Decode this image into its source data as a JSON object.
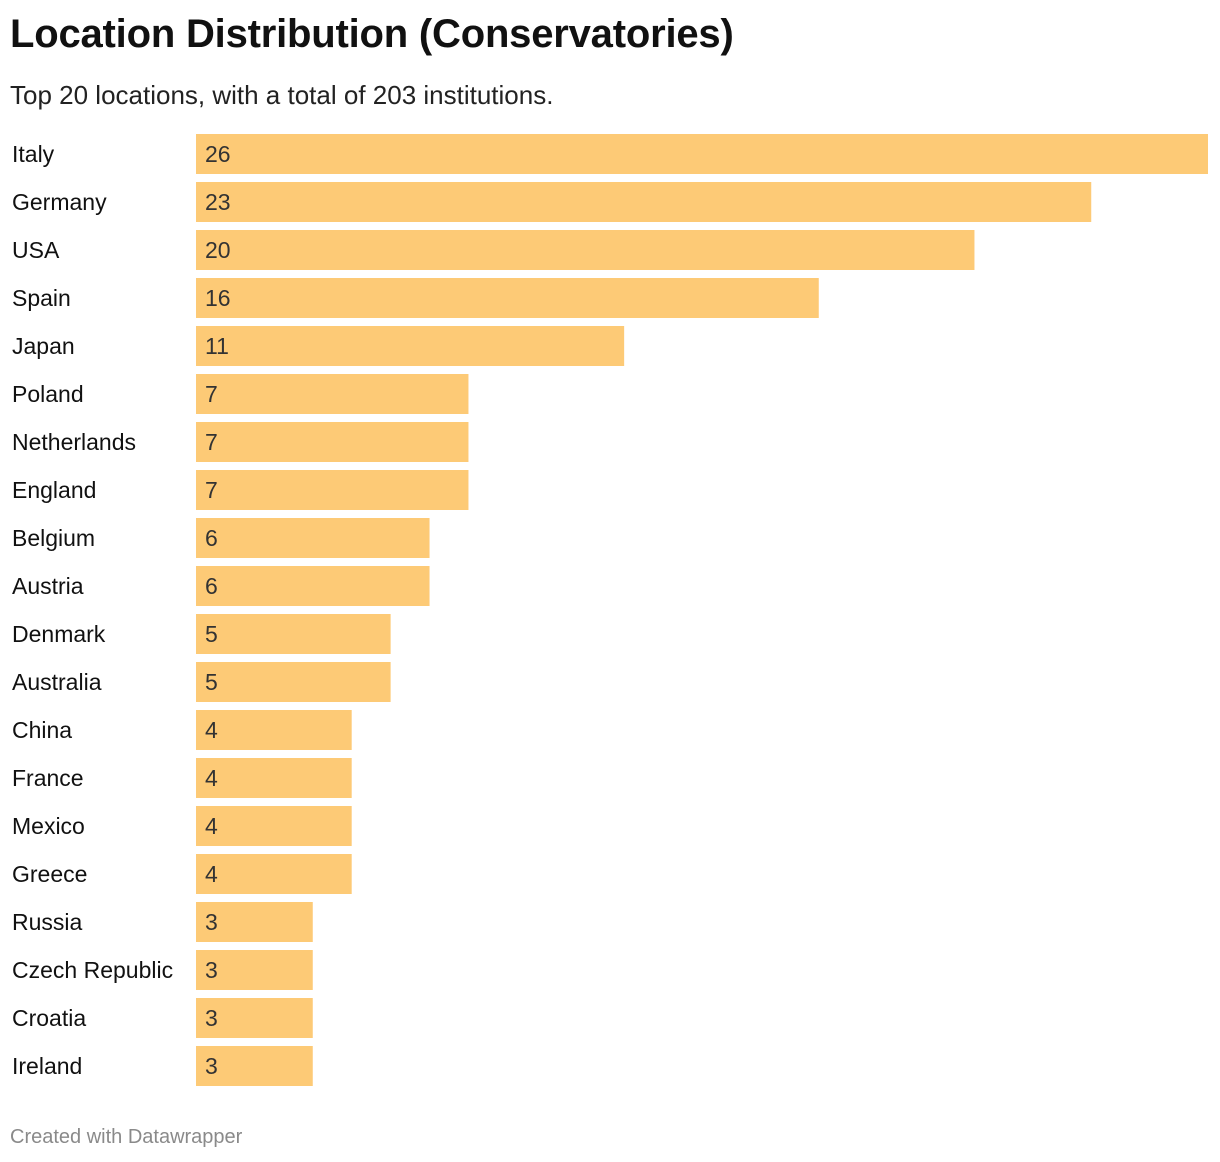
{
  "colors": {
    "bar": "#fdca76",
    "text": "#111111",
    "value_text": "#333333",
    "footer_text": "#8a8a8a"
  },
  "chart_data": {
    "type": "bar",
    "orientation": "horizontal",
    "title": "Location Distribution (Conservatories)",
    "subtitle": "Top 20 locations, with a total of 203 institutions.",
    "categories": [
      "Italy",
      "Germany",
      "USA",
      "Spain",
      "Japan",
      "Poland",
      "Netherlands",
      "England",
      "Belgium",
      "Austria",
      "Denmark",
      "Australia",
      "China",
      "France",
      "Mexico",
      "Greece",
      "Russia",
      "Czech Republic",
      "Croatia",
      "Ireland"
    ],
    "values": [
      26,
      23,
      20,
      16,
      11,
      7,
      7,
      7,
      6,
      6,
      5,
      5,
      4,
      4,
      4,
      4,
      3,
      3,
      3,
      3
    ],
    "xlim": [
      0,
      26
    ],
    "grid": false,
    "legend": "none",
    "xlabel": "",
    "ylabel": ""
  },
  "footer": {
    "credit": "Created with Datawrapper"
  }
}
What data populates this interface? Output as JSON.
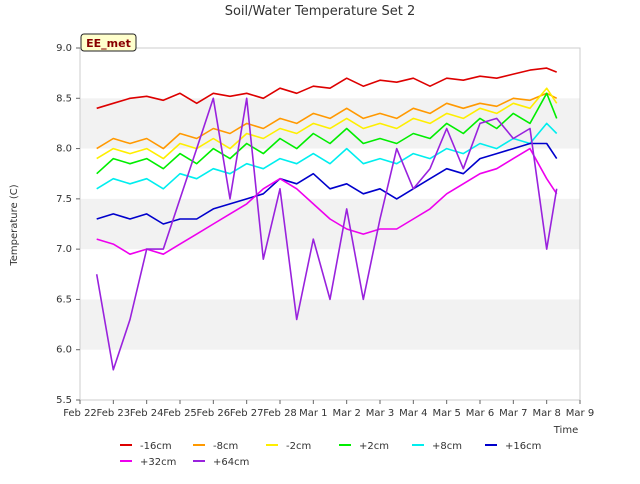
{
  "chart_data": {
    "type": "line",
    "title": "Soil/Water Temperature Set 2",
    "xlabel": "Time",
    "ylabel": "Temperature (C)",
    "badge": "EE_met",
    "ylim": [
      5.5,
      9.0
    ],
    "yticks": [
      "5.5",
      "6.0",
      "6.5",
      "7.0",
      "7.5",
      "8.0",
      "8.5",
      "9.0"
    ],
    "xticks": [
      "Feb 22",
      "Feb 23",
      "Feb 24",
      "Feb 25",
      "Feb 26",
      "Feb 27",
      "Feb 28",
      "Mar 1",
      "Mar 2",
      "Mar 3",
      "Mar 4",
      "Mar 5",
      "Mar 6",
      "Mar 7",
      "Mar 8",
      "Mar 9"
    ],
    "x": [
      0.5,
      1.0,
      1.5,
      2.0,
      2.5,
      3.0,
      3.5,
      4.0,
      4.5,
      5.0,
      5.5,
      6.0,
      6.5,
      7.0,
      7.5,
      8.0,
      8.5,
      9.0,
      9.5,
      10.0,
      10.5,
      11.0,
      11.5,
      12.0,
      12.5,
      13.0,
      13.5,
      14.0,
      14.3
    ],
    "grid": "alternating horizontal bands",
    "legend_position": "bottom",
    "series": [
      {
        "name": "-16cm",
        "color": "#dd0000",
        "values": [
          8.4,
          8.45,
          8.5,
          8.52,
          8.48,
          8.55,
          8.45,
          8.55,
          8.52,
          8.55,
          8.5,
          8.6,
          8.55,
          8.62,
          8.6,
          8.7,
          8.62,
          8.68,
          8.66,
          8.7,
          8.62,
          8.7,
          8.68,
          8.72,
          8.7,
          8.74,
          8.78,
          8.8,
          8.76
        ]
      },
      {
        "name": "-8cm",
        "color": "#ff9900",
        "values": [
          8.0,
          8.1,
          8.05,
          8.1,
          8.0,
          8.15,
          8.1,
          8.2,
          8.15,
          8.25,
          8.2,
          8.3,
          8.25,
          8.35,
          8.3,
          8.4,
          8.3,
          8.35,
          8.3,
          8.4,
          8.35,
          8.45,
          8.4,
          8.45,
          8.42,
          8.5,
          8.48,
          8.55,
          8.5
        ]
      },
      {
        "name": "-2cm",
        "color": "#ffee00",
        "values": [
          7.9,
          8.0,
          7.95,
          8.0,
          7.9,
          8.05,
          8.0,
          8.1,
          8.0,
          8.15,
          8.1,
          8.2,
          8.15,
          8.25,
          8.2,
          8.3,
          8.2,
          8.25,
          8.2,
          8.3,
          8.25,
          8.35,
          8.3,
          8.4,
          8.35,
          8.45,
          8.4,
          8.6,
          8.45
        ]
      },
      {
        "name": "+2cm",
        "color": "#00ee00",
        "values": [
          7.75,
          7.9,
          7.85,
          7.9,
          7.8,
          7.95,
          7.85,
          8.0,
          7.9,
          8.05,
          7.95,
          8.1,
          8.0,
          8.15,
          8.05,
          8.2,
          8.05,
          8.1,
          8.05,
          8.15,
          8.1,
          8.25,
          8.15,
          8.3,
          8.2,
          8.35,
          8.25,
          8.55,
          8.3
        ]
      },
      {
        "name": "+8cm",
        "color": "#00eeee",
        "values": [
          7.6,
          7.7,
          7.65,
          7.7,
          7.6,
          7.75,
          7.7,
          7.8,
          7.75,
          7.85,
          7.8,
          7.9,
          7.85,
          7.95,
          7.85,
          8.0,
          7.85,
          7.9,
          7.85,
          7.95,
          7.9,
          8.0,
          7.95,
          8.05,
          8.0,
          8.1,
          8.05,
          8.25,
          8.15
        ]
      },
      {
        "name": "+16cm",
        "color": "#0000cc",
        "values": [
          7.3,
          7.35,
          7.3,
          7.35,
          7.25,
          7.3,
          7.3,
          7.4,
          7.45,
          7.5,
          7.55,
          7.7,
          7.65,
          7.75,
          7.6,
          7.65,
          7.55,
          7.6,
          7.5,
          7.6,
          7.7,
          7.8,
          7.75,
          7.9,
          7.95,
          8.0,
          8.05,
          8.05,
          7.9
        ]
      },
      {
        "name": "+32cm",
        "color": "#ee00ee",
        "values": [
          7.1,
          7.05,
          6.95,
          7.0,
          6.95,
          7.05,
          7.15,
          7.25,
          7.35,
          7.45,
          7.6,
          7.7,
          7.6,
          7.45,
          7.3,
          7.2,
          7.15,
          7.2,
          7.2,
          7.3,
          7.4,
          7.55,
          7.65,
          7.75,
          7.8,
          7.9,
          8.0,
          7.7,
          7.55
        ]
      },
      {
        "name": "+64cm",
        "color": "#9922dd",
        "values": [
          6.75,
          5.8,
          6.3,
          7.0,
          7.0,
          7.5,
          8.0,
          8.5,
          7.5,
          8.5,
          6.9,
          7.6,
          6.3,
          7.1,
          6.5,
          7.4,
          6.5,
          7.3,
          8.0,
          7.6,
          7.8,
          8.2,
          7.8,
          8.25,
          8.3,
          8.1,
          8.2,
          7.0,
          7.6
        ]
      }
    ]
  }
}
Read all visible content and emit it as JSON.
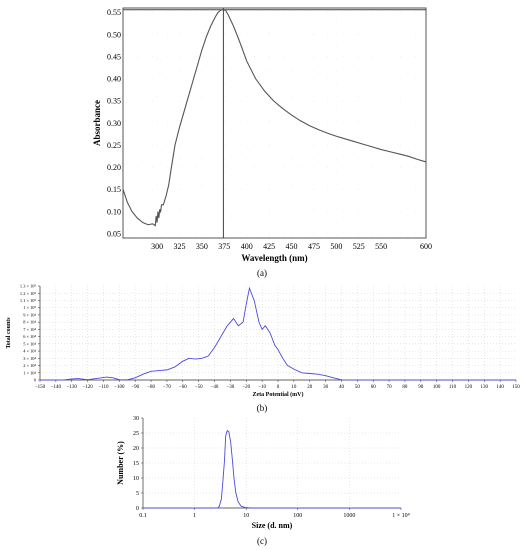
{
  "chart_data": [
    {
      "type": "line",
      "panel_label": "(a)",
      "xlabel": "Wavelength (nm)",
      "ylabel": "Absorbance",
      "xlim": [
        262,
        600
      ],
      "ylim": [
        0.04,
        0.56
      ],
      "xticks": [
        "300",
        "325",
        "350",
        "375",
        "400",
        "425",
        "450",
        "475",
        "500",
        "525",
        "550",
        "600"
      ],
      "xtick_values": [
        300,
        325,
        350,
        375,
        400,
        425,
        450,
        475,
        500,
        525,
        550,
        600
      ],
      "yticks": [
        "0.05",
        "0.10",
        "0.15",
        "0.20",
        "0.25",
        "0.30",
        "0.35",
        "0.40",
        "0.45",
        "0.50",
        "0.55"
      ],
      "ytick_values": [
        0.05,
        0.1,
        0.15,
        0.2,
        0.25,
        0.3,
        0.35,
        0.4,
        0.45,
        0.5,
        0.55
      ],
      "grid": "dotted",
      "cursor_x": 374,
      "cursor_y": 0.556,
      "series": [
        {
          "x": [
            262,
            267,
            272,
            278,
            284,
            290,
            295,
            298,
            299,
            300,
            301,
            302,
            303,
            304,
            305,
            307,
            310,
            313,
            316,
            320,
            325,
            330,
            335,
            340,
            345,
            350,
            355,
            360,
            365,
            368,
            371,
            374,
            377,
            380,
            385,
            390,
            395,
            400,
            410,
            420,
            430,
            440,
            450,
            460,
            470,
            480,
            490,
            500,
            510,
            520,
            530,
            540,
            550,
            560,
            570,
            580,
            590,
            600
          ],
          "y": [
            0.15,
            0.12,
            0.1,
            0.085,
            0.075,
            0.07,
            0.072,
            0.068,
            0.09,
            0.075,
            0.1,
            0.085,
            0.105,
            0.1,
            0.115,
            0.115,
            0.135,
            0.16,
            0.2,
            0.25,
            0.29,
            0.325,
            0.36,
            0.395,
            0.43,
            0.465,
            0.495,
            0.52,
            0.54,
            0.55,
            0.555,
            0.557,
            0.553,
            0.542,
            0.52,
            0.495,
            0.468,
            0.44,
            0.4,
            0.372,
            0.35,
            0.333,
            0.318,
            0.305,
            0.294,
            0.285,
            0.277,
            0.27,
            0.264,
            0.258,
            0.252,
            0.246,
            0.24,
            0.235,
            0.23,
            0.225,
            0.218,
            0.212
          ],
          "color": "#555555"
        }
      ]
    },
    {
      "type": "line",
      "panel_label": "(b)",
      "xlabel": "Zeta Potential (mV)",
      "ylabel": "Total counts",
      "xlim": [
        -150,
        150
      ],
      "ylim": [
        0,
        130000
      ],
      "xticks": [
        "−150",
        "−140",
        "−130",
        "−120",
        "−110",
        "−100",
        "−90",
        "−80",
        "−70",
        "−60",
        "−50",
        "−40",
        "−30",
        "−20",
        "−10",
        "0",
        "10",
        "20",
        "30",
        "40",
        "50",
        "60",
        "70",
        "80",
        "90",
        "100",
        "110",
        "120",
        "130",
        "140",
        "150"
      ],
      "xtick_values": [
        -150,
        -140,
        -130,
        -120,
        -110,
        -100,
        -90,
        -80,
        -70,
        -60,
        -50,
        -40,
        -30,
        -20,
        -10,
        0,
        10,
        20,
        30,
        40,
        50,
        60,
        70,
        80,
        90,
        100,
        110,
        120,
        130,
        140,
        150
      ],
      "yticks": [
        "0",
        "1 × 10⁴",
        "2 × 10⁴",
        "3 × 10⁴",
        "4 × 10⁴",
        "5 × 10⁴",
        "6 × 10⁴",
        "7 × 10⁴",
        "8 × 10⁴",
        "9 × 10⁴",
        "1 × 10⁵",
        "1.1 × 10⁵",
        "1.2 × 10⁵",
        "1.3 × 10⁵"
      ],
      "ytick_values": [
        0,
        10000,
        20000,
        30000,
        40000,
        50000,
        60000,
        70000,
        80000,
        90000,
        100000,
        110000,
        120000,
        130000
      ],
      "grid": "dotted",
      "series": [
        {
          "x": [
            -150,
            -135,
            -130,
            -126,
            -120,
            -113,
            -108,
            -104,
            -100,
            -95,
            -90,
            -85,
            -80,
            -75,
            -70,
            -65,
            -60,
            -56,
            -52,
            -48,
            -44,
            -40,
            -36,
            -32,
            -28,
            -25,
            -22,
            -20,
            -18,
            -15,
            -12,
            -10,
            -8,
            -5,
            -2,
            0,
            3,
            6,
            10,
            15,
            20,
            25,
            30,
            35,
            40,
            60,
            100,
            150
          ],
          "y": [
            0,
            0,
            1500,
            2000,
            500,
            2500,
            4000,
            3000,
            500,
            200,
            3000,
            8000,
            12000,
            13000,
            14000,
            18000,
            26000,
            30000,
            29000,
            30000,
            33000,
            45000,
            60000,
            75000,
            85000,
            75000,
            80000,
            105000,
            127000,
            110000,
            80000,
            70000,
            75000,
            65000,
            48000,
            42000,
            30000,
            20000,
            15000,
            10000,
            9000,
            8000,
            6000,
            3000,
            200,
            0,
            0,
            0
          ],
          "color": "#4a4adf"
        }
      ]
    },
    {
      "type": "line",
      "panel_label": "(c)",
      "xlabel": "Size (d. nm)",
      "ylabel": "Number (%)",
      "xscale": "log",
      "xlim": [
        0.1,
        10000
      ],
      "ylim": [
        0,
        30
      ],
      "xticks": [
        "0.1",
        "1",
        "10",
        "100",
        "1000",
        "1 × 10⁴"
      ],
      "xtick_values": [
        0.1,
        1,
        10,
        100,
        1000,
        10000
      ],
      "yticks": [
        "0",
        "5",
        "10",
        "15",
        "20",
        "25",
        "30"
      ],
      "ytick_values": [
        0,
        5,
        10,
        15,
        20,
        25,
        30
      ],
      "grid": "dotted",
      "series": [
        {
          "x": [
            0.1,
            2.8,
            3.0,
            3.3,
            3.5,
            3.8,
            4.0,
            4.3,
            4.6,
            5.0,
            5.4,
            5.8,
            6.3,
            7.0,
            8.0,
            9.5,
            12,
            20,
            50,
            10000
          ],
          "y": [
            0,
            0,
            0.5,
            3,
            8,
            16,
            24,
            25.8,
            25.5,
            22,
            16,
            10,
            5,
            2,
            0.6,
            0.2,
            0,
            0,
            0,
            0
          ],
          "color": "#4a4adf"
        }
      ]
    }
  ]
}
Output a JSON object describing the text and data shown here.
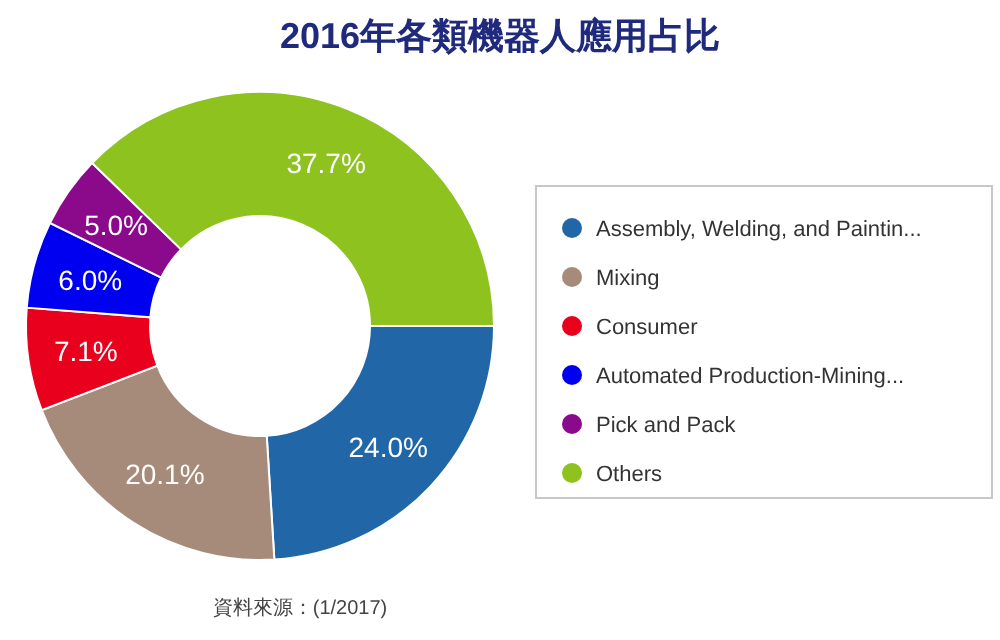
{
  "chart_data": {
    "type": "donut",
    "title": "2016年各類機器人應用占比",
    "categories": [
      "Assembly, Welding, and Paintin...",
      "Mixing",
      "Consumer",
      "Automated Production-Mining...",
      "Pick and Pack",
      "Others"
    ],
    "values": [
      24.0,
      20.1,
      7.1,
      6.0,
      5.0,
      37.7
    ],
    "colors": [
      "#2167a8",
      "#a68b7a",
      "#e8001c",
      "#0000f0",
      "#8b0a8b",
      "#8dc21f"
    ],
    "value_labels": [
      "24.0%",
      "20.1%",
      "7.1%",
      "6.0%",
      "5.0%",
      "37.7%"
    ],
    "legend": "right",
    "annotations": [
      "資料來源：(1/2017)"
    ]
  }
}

#####

Go through the material line by line. Show each line that contains the string "Output".

What data populates this interface? Output as JSON.
Output a JSON object describing the text and data shown here.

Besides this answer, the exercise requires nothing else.